--- Start ---
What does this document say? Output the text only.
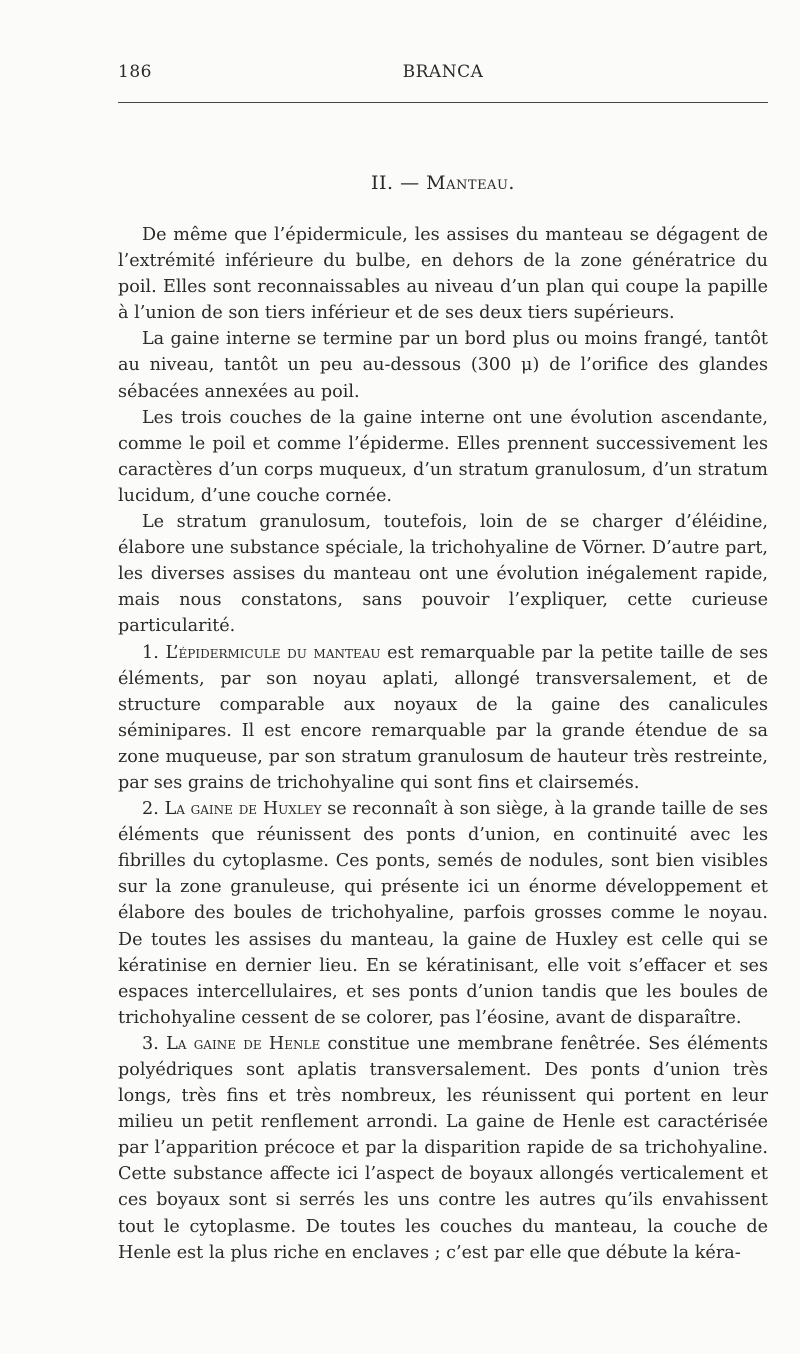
186	BRANCA
II. — Manteau.

De même que l’épidermicule, les assises du manteau se dégagent de l’extrémité inférieure du bulbe, en dehors de la zone génératrice du poil. Elles sont reconnaissables au niveau d’un plan qui coupe la papille à l’union de son tiers inférieur et de ses deux tiers supérieurs.

La gaine interne se termine par un bord plus ou moins frangé, tantôt au niveau, tantôt un peu au-dessous (300 μ) de l’orifice des glandes sébacées annexées au poil.

Les trois couches de la gaine interne ont une évolution ascendante, comme le poil et comme l’épiderme. Elles prennent successivement les caractères d’un corps muqueux, d’un stratum granulosum, d’un stratum lucidum, d’une couche cornée.

Le stratum granulosum, toutefois, loin de se charger d’éléidine, élabore une substance spéciale, la trichohyaline de Vörner. D’autre part, les diverses assises du manteau ont une évolution inégalement rapide, mais nous constatons, sans pouvoir l’expliquer, cette curieuse particularité.

1. L’épidermicule du manteau est remarquable par la petite taille de ses éléments, par son noyau aplati, allongé transversalement, et de structure comparable aux noyaux de la gaine des canalicules séminipares. Il est encore remarquable par la grande étendue de sa zone muqueuse, par son stratum granulosum de hauteur très restreinte, par ses grains de trichohyaline qui sont fins et clairsemés.

2. La gaine de Huxley se reconnaît à son siège, à la grande taille de ses éléments que réunissent des ponts d’union, en continuité avec les fibrilles du cytoplasme. Ces ponts, semés de nodules, sont bien visibles sur la zone granuleuse, qui présente ici un énorme développement et élabore des boules de trichohyaline, parfois grosses comme le noyau. De toutes les assises du manteau, la gaine de Huxley est celle qui se kératinise en dernier lieu. En se kératinisant, elle voit s’effacer et ses espaces intercellulaires, et ses ponts d’union tandis que les boules de trichohyaline cessent de se colorer, pas l’éosine, avant de disparaître.

3. La gaine de Henle constitue une membrane fenêtrée. Ses éléments polyédriques sont aplatis transversalement. Des ponts d’union très longs, très fins et très nombreux, les réunissent qui portent en leur milieu un petit renflement arrondi. La gaine de Henle est caractérisée par l’apparition précoce et par la disparition rapide de sa trichohyaline. Cette substance affecte ici l’aspect de boyaux allongés verticalement et ces boyaux sont si serrés les uns contre les autres qu’ils envahissent tout le cytoplasme. De toutes les couches du manteau, la couche de Henle est la plus riche en enclaves ; c’est par elle que débute la kéra-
--- End ---
Scan the listing above for the word "interne" and show each line where it is found.

[EXERCISE RESPONSE]:
La gaine interne se termine par un bord plus ou moins frangé, tantôt au niveau, tantôt un peu au-dessous (300 μ) de l’orifice des glandes sébacées annexées au poil.
Les trois couches de la gaine interne ont une évolution ascendante, comme le poil et comme l’épiderme. Elles prennent successivement les caractères d’un corps muqueux, d’un stratum granulosum, d’un stratum lucidum, d’une couche cornée.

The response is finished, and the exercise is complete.